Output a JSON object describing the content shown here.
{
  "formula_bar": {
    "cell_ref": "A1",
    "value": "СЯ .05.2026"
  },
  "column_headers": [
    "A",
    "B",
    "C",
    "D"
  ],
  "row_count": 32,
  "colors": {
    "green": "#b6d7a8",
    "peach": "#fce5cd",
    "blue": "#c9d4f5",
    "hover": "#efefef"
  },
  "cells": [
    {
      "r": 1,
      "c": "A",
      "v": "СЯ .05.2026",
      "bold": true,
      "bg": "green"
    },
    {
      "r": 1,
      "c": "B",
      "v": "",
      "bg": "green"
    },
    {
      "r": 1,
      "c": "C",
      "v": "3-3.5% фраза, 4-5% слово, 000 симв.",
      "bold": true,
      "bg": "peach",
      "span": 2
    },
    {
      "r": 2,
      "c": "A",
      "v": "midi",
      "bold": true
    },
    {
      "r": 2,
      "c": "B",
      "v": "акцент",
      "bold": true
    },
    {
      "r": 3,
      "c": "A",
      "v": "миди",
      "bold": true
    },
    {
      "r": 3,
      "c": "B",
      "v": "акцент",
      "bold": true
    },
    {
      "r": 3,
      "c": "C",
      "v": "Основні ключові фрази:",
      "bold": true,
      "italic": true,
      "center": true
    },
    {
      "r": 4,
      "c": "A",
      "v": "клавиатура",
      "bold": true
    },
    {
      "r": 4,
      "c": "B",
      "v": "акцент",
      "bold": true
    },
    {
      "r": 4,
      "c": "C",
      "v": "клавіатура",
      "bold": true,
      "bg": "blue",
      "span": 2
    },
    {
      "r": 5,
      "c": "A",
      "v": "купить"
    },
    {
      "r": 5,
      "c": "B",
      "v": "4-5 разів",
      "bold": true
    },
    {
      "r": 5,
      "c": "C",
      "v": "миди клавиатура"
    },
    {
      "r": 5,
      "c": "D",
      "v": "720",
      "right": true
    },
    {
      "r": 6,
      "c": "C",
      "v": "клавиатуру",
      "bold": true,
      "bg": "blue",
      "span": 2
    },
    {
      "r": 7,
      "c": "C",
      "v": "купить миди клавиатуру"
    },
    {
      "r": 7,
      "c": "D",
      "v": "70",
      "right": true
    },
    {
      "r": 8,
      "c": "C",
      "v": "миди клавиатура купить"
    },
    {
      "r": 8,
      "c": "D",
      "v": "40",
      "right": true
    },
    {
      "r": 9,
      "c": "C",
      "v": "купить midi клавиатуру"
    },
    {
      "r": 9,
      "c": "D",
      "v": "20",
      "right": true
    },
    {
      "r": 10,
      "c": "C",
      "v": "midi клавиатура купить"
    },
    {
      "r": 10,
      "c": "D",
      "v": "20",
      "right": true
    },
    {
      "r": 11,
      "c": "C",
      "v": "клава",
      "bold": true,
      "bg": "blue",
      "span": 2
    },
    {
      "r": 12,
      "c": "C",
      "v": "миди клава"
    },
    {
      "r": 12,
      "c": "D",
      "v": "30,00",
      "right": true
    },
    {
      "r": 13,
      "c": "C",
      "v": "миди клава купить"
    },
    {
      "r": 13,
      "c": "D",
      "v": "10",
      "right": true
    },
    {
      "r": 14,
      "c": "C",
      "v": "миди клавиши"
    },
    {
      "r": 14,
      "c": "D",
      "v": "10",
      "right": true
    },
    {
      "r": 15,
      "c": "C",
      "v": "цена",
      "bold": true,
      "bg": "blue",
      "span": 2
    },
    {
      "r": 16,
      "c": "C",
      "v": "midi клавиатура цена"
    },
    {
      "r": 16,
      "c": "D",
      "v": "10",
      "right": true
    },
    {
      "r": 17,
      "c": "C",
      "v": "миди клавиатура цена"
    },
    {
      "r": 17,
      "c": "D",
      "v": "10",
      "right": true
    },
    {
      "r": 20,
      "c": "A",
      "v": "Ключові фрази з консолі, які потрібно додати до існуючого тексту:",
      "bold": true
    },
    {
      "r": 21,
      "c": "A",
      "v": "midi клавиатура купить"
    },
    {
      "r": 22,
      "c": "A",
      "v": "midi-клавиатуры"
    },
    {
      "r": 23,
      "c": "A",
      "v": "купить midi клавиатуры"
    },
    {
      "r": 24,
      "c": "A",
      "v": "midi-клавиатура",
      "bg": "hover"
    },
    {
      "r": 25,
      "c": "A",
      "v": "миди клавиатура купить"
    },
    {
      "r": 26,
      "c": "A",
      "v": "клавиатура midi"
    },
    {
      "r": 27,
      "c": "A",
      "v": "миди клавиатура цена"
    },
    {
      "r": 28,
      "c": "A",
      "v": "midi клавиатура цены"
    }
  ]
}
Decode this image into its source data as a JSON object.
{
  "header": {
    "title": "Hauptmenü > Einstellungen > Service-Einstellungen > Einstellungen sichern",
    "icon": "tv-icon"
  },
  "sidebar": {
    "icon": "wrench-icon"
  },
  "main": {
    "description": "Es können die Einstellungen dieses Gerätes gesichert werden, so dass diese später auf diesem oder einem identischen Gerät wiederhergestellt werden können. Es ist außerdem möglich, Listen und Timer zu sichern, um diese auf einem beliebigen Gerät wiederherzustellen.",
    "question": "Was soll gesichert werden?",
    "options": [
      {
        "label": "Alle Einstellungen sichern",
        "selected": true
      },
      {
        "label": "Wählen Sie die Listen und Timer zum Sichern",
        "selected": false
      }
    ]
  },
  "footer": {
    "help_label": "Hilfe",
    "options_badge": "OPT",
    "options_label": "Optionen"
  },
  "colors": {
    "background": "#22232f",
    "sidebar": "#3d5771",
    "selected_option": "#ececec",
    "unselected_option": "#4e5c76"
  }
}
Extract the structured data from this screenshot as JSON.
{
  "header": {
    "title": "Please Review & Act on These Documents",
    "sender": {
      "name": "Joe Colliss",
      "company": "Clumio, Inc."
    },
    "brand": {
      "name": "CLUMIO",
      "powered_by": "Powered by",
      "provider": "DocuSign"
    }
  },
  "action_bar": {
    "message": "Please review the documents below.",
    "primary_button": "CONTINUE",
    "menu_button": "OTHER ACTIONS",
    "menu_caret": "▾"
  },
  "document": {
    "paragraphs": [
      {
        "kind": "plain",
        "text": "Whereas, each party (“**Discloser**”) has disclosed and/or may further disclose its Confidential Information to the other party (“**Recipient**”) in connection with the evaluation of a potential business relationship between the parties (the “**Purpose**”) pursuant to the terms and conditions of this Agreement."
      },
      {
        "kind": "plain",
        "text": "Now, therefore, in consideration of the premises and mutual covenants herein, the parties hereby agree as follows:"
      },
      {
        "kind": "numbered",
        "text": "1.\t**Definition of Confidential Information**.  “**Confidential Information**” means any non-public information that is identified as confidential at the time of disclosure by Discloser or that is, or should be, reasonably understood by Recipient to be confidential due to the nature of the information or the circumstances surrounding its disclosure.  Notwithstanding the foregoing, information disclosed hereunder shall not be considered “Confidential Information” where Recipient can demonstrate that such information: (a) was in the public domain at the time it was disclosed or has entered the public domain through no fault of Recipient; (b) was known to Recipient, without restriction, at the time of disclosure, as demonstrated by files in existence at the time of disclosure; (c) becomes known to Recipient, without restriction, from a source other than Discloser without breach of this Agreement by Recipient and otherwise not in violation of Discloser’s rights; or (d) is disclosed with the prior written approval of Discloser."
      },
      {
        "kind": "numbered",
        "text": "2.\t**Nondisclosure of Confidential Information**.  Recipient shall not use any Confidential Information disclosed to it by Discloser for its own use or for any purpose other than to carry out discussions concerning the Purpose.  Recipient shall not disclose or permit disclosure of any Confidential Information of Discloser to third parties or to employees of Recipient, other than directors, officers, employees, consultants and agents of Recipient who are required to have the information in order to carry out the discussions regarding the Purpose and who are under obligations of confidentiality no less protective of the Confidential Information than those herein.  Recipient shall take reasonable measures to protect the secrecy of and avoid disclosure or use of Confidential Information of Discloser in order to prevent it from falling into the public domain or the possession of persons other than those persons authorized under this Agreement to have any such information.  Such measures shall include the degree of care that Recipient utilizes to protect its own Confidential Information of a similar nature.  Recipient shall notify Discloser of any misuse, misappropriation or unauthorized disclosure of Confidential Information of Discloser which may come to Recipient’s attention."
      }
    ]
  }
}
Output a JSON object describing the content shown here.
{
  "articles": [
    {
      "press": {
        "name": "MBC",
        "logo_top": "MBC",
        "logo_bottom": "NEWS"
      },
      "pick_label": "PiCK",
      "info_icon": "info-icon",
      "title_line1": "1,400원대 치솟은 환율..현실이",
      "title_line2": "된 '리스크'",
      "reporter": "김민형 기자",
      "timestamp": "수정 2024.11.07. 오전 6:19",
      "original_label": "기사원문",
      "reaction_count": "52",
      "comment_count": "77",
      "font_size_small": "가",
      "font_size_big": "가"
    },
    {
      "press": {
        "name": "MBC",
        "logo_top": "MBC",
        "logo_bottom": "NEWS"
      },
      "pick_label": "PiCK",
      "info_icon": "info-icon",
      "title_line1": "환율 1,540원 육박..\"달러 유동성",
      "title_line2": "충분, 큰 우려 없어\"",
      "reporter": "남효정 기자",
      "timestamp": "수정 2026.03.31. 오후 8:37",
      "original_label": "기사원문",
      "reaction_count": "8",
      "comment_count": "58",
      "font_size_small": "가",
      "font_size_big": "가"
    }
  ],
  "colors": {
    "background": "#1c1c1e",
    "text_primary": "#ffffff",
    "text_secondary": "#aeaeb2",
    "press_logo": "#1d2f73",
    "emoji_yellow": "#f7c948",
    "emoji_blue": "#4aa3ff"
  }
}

• [Work to complete]: What number of lines in the records contain the word "JSON"? Answer with that number alone.

• [Exercise answer]: 4